Work required: From the line containing "Transcribe the text in this document." through the last line of the data, return those lines exactly as written and nothing more.

Extracted data entries:
※

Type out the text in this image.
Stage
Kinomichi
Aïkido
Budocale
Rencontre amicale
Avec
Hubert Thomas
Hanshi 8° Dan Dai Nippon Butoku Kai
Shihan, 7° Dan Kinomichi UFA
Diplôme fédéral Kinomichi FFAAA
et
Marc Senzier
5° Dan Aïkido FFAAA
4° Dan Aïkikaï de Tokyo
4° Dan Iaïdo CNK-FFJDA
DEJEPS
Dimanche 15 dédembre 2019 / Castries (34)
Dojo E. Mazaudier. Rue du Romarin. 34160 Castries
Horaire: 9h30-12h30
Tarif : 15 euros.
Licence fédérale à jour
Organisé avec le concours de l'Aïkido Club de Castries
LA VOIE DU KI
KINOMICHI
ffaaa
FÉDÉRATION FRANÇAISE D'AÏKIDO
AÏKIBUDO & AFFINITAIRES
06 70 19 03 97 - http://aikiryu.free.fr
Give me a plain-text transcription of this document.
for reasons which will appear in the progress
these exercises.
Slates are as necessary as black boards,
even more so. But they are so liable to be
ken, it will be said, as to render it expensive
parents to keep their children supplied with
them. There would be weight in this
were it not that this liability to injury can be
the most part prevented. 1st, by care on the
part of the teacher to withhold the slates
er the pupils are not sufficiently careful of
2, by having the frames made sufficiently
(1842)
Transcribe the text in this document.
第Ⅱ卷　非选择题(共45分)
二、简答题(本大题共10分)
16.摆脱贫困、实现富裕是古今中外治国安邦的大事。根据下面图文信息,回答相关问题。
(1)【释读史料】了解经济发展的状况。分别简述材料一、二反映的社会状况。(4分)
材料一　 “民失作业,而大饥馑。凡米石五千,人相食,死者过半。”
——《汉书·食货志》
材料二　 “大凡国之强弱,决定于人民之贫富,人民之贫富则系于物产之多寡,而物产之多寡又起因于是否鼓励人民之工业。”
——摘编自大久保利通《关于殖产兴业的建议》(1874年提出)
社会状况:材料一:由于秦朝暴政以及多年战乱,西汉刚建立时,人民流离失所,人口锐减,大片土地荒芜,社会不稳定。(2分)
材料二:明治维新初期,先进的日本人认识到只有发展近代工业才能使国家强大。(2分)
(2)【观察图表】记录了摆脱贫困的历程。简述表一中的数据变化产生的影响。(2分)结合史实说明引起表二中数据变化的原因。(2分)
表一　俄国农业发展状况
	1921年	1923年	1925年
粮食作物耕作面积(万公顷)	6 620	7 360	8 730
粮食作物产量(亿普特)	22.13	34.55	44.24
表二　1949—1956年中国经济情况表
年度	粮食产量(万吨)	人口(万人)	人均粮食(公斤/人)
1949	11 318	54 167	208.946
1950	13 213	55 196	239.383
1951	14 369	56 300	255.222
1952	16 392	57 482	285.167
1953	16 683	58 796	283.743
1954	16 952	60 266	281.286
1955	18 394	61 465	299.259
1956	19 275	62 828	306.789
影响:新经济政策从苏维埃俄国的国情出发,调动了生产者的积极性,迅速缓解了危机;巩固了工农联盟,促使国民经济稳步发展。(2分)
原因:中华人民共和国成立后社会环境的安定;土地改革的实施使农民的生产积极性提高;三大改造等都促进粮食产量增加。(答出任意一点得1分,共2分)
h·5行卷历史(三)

※

Task solution:
Transcribe the text in this document.
第Ⅱ卷　非选择题(共45分)
二、简答题(本大题共10分)
16.摆脱贫困、实现富裕是古今中外治国安邦的大事。根据下面图文信息,回答相关问题。
(1)【释读史料】了解经济发展的状况。分别简述材料一、二反映的社会状况。(4分)
材料一　 “民失作业,而大饥馑。凡米石五千,人相食,死者过半。”
——《汉书·食货志》
材料二　 “大凡国之强弱,决定于人民之贫富,人民之贫富则系于物产之多寡,而物产之多寡又起因于是否鼓励人民之工业。”
——摘编自大久保利通《关于殖产兴业的建议》(1874年提出)
社会状况:材料一:由于秦朝暴政以及多年战乱,西汉刚建立时,人民流离失所,人口锐减,大片土地荒芜,社会不稳定。(2分)
材料二:明治维新初期,先进的日本人认识到只有发展近代工业才能使国家强大。(2分)
(2)【观察图表】记录了摆脱贫困的历程。简述表一中的数据变化产生的影响。(2分)结合史实说明引起表二中数据变化的原因。(2分)
表一　俄国农业发展状况
	1921年	1923年	1925年
粮食作物耕作面积(万公顷)	6 620	7 360	8 730
粮食作物产量(亿普特)	22.13	34.55	44.24
表二　1949—1956年中国经济情况表
年度	粮食产量(万吨)	人口(万人)	人均粮食(公斤/人)
1949	11 318	54 167	208.946
1950	13 213	55 196	239.383
1951	14 369	56 300	255.222
1952	16 392	57 482	285.167
1953	16 683	58 796	283.743
1954	16 952	60 266	281.286
1955	18 394	61 465	299.259
1956	19 275	62 828	306.789
影响:新经济政策从苏维埃俄国的国情出发,调动了生产者的积极性,迅速缓解了危机;巩固了工农联盟,促使国民经济稳步发展。(2分)
原因:中华人民共和国成立后社会环境的安定;土地改革的实施使农民的生产积极性提高;三大改造等都促进粮食产量增加。(答出任意一点得1分,共2分)
h·5行卷历史(三)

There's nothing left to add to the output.